▶ [JOB]
Give all of the lines again exactly as they read.

----- SOURCE DATA -----

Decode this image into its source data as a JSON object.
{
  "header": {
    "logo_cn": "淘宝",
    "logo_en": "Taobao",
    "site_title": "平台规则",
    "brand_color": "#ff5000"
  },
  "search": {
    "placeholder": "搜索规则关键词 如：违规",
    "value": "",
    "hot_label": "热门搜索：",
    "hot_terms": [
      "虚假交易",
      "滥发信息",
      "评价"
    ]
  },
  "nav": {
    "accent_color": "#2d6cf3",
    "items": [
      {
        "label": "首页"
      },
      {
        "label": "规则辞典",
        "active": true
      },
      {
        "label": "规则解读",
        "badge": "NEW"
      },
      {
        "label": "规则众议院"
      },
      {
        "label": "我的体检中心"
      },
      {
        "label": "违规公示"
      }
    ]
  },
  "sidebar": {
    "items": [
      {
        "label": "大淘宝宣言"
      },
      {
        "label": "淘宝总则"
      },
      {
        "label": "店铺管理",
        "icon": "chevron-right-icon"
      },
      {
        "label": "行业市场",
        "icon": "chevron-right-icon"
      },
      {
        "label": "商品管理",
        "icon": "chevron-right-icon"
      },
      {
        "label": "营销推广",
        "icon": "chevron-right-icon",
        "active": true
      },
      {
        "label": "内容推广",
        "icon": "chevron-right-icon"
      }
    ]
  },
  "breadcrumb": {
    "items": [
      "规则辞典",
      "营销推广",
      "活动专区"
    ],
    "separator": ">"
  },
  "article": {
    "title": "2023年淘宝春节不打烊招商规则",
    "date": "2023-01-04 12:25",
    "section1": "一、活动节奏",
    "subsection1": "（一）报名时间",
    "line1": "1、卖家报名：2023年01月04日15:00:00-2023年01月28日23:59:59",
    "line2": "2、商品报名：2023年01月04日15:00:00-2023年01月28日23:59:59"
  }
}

-----

▶ [WRITTEN SOLUTION]
Decode this image into its source data as a JSON object.
{
  "header": {
    "logo_cn": "淘宝",
    "logo_en": "Taobao",
    "site_title": "平台规则",
    "brand_color": "#ff5000"
  },
  "search": {
    "placeholder": "搜索规则关键词 如：违规",
    "value": "",
    "hot_label": "热门搜索：",
    "hot_terms": [
      "虚假交易",
      "滥发信息",
      "评价"
    ]
  },
  "nav": {
    "accent_color": "#2d6cf3",
    "items": [
      {
        "label": "首页"
      },
      {
        "label": "规则辞典",
        "active": true
      },
      {
        "label": "规则解读",
        "badge": "NEW"
      },
      {
        "label": "规则众议院"
      },
      {
        "label": "我的体检中心"
      },
      {
        "label": "违规公示"
      }
    ]
  },
  "sidebar": {
    "items": [
      {
        "label": "大淘宝宣言"
      },
      {
        "label": "淘宝总则"
      },
      {
        "label": "店铺管理",
        "icon": "chevron-right-icon"
      },
      {
        "label": "行业市场",
        "icon": "chevron-right-icon"
      },
      {
        "label": "商品管理",
        "icon": "chevron-right-icon"
      },
      {
        "label": "营销推广",
        "icon": "chevron-right-icon",
        "active": true
      },
      {
        "label": "内容推广",
        "icon": "chevron-right-icon"
      }
    ]
  },
  "breadcrumb": {
    "items": [
      "规则辞典",
      "营销推广",
      "活动专区"
    ],
    "separator": ">"
  },
  "article": {
    "title": "2023年淘宝春节不打烊招商规则",
    "date": "2023-01-04 12:25",
    "section1": "一、活动节奏",
    "subsection1": "（一）报名时间",
    "line1": "1、卖家报名：2023年01月04日15:00:00-2023年01月28日23:59:59",
    "line2": "2、商品报名：2023年01月04日15:00:00-2023年01月28日23:59:59"
  }
}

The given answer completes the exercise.